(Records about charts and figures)
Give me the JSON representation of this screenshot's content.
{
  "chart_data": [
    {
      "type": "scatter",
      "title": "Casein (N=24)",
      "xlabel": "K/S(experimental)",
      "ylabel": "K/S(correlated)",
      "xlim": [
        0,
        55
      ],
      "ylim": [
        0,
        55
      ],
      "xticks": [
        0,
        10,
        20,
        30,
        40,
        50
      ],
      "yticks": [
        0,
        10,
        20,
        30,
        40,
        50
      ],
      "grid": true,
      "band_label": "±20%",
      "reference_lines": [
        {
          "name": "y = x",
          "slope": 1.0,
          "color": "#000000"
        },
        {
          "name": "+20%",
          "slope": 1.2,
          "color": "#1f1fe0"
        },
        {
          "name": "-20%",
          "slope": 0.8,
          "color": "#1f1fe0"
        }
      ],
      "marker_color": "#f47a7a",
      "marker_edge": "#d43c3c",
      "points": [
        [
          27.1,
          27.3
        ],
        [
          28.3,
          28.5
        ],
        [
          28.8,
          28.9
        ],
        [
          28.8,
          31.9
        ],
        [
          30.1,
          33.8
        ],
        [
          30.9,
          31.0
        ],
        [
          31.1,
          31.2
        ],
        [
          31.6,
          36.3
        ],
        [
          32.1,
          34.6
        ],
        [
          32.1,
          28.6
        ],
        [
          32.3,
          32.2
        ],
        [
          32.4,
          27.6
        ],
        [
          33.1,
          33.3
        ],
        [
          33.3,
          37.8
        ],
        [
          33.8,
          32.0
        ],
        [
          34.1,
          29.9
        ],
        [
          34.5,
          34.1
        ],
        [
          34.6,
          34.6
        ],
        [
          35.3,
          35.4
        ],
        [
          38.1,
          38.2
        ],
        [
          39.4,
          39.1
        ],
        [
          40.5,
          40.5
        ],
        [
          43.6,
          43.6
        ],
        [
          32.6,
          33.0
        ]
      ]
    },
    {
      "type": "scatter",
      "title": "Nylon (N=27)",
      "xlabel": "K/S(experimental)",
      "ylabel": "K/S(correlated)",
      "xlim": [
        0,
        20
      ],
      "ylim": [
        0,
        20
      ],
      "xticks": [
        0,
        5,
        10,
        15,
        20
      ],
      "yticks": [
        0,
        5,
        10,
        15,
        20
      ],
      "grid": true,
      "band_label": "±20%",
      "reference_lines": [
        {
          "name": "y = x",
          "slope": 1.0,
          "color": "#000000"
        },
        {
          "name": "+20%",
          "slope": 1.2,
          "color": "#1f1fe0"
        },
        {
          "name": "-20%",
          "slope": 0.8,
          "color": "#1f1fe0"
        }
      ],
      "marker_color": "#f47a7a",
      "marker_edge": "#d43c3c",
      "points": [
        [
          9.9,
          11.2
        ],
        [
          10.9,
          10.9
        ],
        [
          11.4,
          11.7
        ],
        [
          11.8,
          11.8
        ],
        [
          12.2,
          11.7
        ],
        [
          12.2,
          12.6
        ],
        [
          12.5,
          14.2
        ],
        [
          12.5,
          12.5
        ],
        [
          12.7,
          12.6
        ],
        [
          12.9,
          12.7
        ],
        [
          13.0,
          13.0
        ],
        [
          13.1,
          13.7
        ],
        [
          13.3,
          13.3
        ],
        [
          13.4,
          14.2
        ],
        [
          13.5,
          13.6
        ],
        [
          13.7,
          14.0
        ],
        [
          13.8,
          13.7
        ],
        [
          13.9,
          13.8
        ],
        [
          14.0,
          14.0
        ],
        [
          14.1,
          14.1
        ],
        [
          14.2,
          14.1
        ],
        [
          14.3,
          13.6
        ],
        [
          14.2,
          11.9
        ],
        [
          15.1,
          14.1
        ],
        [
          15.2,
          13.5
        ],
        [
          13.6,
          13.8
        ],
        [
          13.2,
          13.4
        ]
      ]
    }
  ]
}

> [Set exercise] Reproduce all of the data exactly as given.

> [Response below]
Give me the JSON representation of this screenshot's content.
{
  "chart_data": [
    {
      "type": "scatter",
      "title": "Casein (N=24)",
      "xlabel": "K/S(experimental)",
      "ylabel": "K/S(correlated)",
      "xlim": [
        0,
        55
      ],
      "ylim": [
        0,
        55
      ],
      "xticks": [
        0,
        10,
        20,
        30,
        40,
        50
      ],
      "yticks": [
        0,
        10,
        20,
        30,
        40,
        50
      ],
      "grid": true,
      "band_label": "±20%",
      "reference_lines": [
        {
          "name": "y = x",
          "slope": 1.0,
          "color": "#000000"
        },
        {
          "name": "+20%",
          "slope": 1.2,
          "color": "#1f1fe0"
        },
        {
          "name": "-20%",
          "slope": 0.8,
          "color": "#1f1fe0"
        }
      ],
      "marker_color": "#f47a7a",
      "marker_edge": "#d43c3c",
      "points": [
        [
          27.1,
          27.3
        ],
        [
          28.3,
          28.5
        ],
        [
          28.8,
          28.9
        ],
        [
          28.8,
          31.9
        ],
        [
          30.1,
          33.8
        ],
        [
          30.9,
          31.0
        ],
        [
          31.1,
          31.2
        ],
        [
          31.6,
          36.3
        ],
        [
          32.1,
          34.6
        ],
        [
          32.1,
          28.6
        ],
        [
          32.3,
          32.2
        ],
        [
          32.4,
          27.6
        ],
        [
          33.1,
          33.3
        ],
        [
          33.3,
          37.8
        ],
        [
          33.8,
          32.0
        ],
        [
          34.1,
          29.9
        ],
        [
          34.5,
          34.1
        ],
        [
          34.6,
          34.6
        ],
        [
          35.3,
          35.4
        ],
        [
          38.1,
          38.2
        ],
        [
          39.4,
          39.1
        ],
        [
          40.5,
          40.5
        ],
        [
          43.6,
          43.6
        ],
        [
          32.6,
          33.0
        ]
      ]
    },
    {
      "type": "scatter",
      "title": "Nylon (N=27)",
      "xlabel": "K/S(experimental)",
      "ylabel": "K/S(correlated)",
      "xlim": [
        0,
        20
      ],
      "ylim": [
        0,
        20
      ],
      "xticks": [
        0,
        5,
        10,
        15,
        20
      ],
      "yticks": [
        0,
        5,
        10,
        15,
        20
      ],
      "grid": true,
      "band_label": "±20%",
      "reference_lines": [
        {
          "name": "y = x",
          "slope": 1.0,
          "color": "#000000"
        },
        {
          "name": "+20%",
          "slope": 1.2,
          "color": "#1f1fe0"
        },
        {
          "name": "-20%",
          "slope": 0.8,
          "color": "#1f1fe0"
        }
      ],
      "marker_color": "#f47a7a",
      "marker_edge": "#d43c3c",
      "points": [
        [
          9.9,
          11.2
        ],
        [
          10.9,
          10.9
        ],
        [
          11.4,
          11.7
        ],
        [
          11.8,
          11.8
        ],
        [
          12.2,
          11.7
        ],
        [
          12.2,
          12.6
        ],
        [
          12.5,
          14.2
        ],
        [
          12.5,
          12.5
        ],
        [
          12.7,
          12.6
        ],
        [
          12.9,
          12.7
        ],
        [
          13.0,
          13.0
        ],
        [
          13.1,
          13.7
        ],
        [
          13.3,
          13.3
        ],
        [
          13.4,
          14.2
        ],
        [
          13.5,
          13.6
        ],
        [
          13.7,
          14.0
        ],
        [
          13.8,
          13.7
        ],
        [
          13.9,
          13.8
        ],
        [
          14.0,
          14.0
        ],
        [
          14.1,
          14.1
        ],
        [
          14.2,
          14.1
        ],
        [
          14.3,
          13.6
        ],
        [
          14.2,
          11.9
        ],
        [
          15.1,
          14.1
        ],
        [
          15.2,
          13.5
        ],
        [
          13.6,
          13.8
        ],
        [
          13.2,
          13.4
        ]
      ]
    }
  ]
}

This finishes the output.